→ **과제 설명**: 아래 항목에서 문자열 "legend"가 포함된 줄을 모두 골라 원문 그대로 옮겨 적으십시오. 대문자와 소문자는 구별합니다.
**** 제공된 항목
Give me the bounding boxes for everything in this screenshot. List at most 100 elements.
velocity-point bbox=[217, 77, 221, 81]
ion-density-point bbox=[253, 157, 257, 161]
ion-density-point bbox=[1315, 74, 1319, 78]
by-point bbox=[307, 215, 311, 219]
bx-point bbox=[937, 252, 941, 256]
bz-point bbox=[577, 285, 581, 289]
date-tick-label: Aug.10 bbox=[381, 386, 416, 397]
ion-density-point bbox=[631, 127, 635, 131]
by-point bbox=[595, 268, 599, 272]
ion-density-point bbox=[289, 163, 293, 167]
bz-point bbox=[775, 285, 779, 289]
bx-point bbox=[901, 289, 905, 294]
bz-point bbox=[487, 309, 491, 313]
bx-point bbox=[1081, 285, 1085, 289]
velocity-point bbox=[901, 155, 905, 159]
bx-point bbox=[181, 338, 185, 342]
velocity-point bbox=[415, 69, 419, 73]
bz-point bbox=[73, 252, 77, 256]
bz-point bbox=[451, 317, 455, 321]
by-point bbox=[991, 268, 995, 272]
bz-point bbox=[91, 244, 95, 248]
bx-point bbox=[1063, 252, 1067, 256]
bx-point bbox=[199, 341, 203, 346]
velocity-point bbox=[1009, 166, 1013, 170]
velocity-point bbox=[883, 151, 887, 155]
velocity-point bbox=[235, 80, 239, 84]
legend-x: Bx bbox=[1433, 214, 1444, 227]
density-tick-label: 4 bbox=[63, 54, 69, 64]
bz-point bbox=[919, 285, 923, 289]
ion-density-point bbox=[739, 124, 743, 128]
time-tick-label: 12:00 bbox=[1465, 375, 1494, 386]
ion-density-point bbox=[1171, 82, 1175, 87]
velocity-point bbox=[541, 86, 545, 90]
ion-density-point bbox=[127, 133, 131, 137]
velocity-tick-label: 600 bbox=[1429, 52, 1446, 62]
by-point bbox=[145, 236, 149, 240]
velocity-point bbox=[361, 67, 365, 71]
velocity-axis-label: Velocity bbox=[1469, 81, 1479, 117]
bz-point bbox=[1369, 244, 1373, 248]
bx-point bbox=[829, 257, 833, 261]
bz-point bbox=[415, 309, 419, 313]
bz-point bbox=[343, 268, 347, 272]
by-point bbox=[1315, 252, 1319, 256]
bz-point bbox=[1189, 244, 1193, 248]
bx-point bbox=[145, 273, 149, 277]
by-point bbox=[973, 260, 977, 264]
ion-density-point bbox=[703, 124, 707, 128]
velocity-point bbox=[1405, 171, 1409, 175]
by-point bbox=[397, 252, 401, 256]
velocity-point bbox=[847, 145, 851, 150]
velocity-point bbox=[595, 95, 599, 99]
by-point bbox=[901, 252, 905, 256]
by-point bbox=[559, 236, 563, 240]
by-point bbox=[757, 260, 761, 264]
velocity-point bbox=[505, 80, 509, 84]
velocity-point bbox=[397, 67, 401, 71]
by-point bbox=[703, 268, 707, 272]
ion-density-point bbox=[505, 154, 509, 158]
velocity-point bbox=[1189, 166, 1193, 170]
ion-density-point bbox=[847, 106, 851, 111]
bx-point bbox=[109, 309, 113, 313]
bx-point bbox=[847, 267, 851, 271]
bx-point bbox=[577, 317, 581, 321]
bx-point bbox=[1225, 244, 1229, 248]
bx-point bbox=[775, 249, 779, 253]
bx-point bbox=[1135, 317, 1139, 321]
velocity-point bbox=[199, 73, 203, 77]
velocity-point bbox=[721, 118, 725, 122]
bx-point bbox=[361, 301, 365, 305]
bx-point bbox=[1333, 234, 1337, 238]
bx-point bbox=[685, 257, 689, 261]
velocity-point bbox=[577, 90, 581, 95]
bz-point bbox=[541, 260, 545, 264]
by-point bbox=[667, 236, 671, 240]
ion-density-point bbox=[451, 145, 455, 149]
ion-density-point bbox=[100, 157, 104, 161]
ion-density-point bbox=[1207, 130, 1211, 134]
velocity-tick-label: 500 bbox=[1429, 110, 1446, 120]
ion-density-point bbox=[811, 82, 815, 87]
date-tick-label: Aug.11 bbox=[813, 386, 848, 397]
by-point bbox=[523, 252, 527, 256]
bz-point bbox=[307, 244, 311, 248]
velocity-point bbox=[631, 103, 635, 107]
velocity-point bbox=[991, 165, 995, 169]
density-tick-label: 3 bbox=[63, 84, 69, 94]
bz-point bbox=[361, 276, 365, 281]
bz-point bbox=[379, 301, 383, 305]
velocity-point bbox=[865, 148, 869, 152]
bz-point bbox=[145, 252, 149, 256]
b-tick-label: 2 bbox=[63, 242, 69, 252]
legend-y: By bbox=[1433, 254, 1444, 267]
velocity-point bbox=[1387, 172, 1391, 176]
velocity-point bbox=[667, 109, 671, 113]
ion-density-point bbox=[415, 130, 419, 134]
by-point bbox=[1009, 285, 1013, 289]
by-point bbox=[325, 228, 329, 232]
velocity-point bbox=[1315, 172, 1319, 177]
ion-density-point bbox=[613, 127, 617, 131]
********
→ **아래 해답**:
legend-x: Bx bbox=[1433, 214, 1444, 227]
legend-y: By bbox=[1433, 254, 1444, 267]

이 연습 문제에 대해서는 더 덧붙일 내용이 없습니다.